### INSTRUCTION:
Return each line of the records holding the string "with".

[Figure dataset records]
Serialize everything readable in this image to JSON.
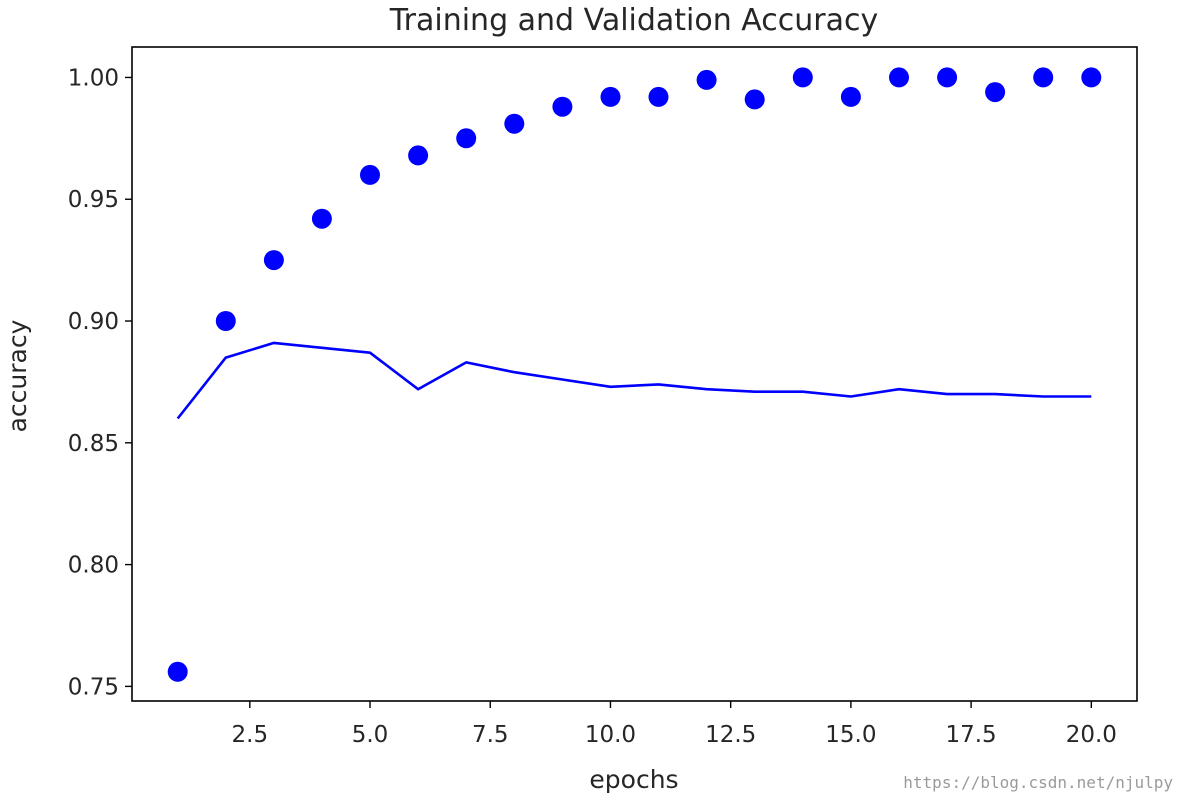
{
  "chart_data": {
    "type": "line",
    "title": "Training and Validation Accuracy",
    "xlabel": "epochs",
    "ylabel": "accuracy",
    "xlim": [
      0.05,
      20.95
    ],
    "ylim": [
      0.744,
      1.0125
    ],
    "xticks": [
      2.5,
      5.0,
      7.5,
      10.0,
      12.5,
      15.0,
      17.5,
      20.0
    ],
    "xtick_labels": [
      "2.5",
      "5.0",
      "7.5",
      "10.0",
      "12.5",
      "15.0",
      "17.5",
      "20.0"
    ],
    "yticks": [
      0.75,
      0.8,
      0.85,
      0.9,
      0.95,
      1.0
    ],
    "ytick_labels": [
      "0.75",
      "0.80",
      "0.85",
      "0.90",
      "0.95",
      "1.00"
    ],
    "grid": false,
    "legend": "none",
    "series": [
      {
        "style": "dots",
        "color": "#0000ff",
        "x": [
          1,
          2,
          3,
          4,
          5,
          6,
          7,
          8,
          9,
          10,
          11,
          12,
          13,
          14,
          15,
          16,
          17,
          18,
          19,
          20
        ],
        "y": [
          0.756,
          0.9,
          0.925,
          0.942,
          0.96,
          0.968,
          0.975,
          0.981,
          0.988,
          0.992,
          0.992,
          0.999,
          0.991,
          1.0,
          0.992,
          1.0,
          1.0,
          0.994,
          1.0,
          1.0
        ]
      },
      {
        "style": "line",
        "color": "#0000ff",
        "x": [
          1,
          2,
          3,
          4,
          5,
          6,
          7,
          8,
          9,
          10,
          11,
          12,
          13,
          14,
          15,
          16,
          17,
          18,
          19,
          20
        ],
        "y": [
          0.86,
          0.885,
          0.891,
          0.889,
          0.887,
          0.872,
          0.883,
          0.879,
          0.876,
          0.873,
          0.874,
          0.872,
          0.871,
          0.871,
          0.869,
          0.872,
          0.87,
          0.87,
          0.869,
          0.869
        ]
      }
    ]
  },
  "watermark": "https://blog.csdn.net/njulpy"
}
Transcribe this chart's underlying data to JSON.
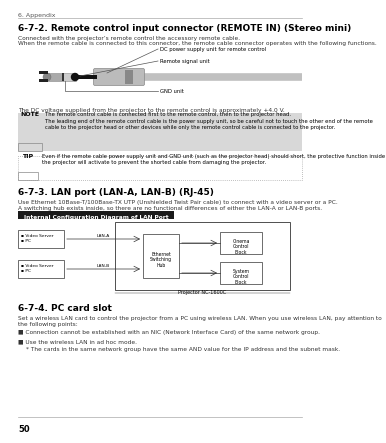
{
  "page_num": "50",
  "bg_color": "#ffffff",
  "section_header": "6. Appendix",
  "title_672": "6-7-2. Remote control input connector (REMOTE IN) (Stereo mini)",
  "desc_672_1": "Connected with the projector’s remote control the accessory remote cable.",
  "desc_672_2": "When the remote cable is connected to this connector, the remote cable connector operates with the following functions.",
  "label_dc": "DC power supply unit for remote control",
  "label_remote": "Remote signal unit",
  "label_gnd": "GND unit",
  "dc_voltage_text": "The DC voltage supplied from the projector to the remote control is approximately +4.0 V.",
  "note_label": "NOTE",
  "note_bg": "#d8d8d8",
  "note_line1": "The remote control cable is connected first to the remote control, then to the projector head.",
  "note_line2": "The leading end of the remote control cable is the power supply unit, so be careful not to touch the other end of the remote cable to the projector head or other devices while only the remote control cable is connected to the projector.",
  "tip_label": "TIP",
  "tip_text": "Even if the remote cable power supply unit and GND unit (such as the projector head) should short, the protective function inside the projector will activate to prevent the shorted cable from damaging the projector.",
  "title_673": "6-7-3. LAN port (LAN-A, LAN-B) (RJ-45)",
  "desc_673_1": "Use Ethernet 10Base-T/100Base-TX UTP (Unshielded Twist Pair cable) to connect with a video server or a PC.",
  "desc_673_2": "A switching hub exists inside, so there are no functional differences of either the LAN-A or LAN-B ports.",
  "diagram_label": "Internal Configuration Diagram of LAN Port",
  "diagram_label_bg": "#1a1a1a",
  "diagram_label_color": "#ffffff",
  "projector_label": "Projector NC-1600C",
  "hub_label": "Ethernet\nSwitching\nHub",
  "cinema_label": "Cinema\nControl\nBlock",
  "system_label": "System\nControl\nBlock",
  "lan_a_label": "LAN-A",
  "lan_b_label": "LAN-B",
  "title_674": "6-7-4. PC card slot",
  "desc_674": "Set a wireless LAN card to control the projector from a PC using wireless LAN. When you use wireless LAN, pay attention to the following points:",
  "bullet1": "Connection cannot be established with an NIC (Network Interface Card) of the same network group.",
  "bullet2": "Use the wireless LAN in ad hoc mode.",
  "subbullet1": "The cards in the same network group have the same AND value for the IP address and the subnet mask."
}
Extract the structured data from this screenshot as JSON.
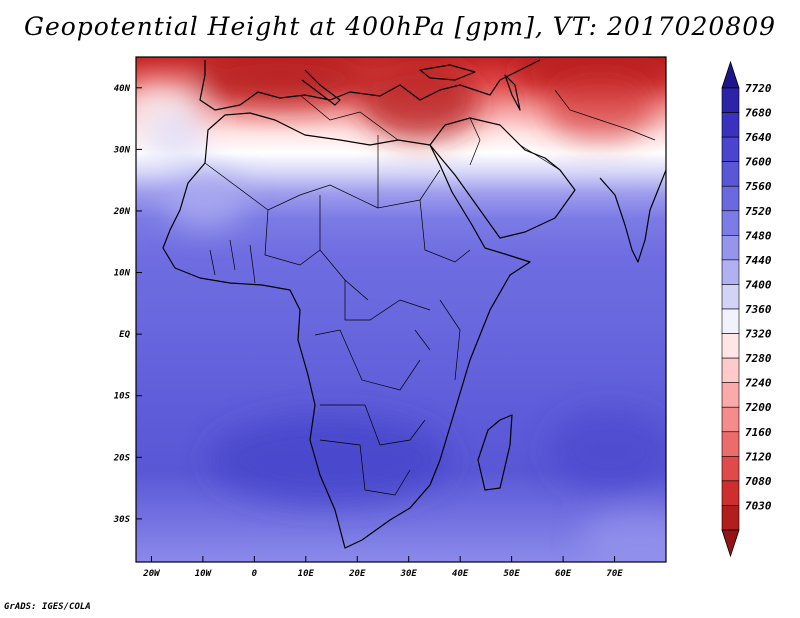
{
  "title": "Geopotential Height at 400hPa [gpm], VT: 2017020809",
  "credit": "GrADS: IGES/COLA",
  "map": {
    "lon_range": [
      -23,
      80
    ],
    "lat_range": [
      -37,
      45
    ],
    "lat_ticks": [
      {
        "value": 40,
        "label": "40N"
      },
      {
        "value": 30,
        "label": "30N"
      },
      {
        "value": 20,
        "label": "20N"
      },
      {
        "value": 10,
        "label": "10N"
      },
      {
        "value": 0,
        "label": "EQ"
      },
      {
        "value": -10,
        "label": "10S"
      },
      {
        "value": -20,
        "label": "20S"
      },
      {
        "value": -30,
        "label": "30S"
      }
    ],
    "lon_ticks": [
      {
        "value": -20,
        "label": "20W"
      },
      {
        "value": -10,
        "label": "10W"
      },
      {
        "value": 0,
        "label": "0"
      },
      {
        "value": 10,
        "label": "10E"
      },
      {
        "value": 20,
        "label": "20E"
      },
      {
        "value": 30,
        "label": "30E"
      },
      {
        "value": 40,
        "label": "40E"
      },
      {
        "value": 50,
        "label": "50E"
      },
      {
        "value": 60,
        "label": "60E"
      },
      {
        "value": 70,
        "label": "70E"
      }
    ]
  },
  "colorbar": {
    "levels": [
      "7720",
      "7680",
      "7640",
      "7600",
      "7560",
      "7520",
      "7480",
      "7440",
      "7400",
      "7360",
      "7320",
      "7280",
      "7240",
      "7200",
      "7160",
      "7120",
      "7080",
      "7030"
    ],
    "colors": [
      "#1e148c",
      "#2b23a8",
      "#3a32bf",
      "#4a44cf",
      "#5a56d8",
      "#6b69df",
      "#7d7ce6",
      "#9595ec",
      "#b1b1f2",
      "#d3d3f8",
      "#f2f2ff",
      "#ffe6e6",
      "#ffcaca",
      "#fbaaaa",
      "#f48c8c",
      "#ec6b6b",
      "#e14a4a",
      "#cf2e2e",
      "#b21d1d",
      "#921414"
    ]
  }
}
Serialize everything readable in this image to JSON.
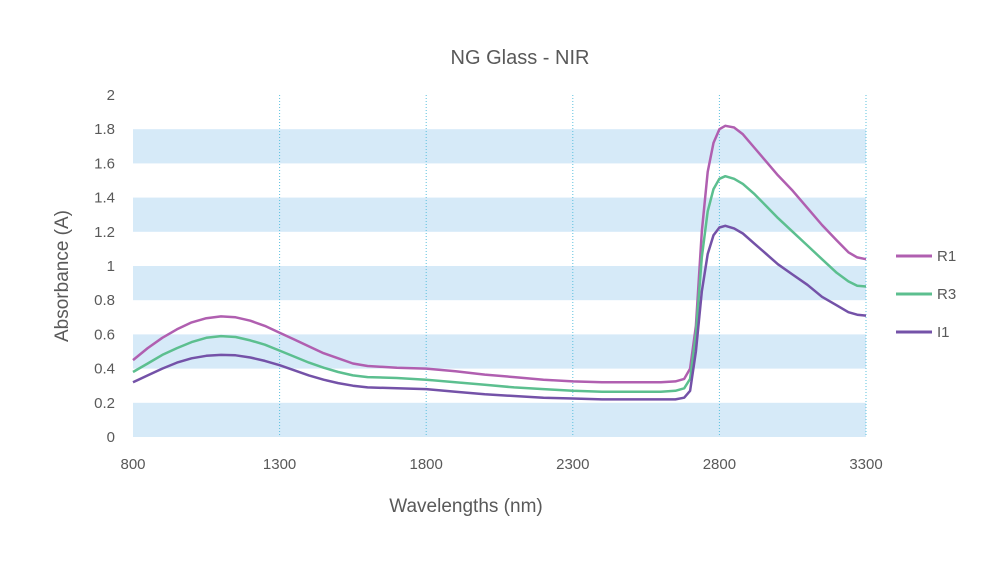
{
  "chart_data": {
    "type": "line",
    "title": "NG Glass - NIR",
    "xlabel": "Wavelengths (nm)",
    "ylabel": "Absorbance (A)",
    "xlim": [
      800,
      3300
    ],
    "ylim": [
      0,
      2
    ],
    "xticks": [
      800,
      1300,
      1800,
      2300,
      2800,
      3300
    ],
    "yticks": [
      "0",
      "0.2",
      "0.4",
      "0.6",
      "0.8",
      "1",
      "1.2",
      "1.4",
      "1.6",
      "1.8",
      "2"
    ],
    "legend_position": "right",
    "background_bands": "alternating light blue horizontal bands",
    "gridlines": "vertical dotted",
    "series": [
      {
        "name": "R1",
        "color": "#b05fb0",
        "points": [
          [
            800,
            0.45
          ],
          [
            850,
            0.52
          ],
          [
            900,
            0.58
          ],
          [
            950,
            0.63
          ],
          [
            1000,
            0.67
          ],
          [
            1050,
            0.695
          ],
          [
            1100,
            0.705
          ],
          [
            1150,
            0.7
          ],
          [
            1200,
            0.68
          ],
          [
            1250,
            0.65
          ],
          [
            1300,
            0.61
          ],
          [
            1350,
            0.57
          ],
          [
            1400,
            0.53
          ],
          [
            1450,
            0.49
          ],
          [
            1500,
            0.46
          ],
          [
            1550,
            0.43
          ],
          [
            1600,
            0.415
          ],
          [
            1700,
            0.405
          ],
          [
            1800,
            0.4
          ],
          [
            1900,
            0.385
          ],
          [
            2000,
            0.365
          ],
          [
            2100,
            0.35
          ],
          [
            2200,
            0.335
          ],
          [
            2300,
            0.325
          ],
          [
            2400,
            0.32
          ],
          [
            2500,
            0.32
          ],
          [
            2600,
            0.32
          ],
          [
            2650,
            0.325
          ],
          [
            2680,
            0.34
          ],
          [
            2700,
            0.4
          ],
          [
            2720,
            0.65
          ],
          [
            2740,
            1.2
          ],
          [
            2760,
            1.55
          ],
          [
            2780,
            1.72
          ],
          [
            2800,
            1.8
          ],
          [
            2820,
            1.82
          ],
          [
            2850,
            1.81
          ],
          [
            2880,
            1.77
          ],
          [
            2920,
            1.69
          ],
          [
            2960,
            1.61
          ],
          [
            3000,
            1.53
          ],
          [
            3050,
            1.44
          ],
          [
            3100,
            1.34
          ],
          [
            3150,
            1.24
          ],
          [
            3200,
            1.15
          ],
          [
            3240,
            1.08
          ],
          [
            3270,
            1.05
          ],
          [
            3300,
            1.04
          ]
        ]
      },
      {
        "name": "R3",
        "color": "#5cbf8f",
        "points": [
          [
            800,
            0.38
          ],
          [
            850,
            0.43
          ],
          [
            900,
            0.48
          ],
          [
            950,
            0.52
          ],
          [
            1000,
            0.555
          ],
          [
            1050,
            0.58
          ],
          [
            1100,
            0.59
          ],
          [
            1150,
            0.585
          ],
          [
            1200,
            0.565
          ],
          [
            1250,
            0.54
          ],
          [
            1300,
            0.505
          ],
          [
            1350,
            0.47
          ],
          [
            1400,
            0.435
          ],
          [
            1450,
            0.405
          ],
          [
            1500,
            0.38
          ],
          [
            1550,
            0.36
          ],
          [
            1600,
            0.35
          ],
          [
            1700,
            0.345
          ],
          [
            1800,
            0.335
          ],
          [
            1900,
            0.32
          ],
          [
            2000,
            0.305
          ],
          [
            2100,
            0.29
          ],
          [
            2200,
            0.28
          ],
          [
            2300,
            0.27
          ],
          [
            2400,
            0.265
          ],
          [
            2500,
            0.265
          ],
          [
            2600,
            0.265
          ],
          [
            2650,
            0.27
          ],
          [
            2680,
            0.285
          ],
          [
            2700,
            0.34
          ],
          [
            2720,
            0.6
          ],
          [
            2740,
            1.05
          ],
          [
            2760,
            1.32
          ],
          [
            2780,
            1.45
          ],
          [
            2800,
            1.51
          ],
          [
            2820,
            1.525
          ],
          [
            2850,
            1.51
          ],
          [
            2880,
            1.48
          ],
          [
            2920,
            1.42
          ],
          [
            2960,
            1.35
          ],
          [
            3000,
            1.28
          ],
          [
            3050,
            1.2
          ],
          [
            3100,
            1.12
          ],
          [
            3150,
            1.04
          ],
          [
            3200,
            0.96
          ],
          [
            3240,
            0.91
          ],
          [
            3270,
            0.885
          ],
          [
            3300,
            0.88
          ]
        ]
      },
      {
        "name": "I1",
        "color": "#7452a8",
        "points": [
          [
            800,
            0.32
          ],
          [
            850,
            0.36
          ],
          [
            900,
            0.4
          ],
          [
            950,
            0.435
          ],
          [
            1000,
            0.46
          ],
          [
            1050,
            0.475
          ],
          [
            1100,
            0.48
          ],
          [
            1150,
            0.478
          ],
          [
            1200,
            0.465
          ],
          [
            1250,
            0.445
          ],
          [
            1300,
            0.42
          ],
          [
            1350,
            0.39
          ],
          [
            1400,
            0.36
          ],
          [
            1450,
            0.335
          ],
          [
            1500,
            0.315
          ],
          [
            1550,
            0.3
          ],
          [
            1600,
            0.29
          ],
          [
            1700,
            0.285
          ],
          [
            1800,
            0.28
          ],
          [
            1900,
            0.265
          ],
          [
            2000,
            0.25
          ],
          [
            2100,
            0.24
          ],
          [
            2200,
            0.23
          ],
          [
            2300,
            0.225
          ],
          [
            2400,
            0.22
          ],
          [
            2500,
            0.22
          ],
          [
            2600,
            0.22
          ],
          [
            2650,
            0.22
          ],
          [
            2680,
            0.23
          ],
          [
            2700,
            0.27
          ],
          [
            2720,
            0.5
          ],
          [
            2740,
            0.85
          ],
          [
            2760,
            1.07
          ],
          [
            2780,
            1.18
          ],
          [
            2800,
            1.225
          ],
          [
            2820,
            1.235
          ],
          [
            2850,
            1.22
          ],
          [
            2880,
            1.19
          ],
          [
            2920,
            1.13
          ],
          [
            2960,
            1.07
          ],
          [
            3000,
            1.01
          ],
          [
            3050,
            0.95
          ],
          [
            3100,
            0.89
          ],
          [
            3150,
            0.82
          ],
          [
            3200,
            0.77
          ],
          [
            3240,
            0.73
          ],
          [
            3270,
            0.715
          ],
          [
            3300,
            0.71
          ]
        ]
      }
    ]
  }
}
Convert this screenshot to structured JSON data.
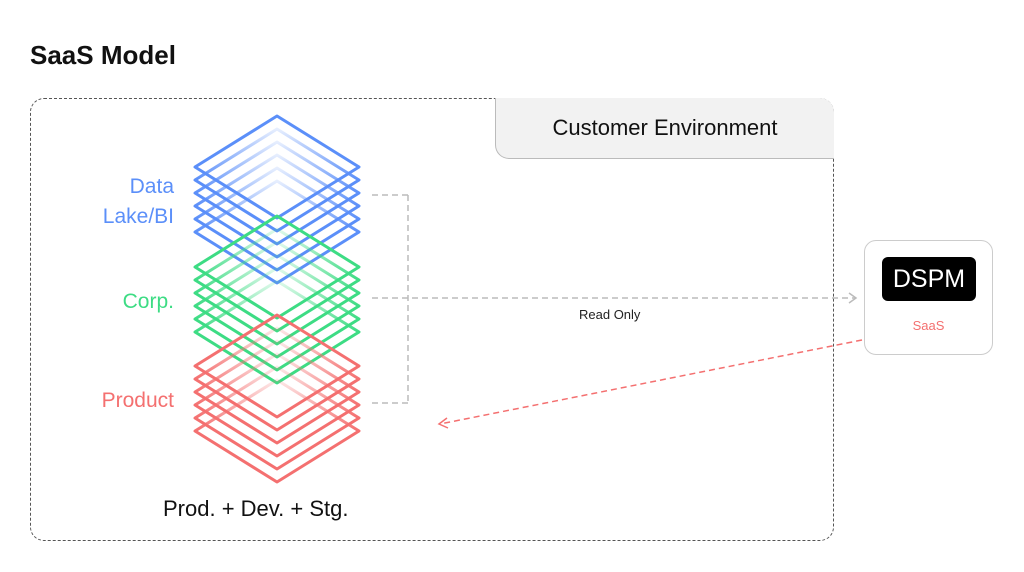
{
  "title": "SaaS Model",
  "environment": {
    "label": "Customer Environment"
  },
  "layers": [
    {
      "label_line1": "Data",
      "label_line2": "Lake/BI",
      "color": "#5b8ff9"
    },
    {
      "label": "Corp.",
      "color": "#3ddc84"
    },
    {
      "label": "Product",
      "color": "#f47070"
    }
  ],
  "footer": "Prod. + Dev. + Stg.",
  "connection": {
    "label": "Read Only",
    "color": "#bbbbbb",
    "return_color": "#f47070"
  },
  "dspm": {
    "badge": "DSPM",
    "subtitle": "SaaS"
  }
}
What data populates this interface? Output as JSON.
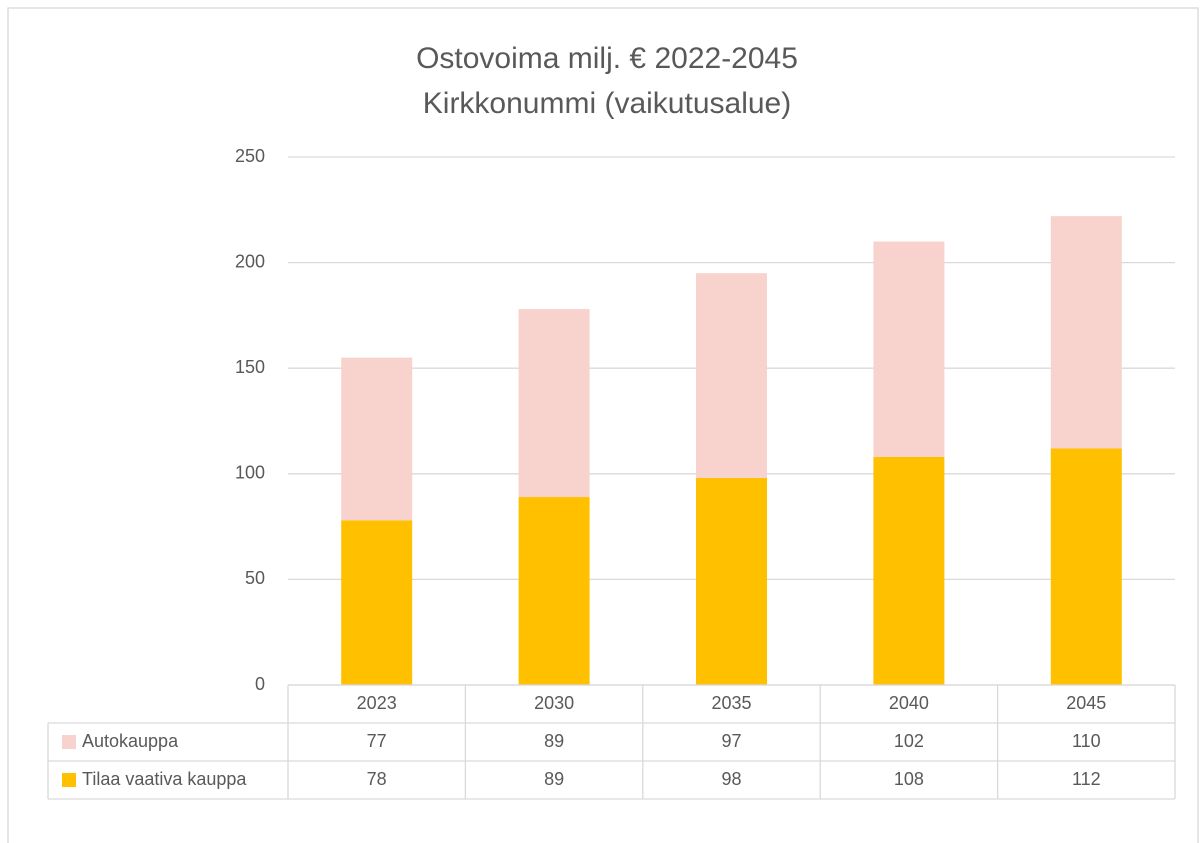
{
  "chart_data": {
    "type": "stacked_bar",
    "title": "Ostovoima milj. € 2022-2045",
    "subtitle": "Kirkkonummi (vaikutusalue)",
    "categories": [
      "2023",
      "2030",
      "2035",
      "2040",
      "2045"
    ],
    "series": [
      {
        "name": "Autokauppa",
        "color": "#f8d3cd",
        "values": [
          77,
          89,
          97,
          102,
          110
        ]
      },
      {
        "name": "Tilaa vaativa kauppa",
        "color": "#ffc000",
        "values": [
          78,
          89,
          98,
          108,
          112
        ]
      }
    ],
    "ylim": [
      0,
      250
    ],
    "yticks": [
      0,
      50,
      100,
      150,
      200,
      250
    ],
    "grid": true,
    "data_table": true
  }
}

### WRITTEN RESPONSE:
  "desc_672_1": "Connected with the projector’s remote control the accessory remote cable.",
  "desc_672_2": "When the remote cable is connected to this connector, the remote cable connector operates with the following functions.",
  "desc_673_1": "Use Ethernet 10Base-T/100Base-TX UTP (Unshielded Twist Pair cable) to connect with a video server or a PC.",
  "bullet1": "Connection cannot be established with an NIC (Network Interface Card) of the same network group.",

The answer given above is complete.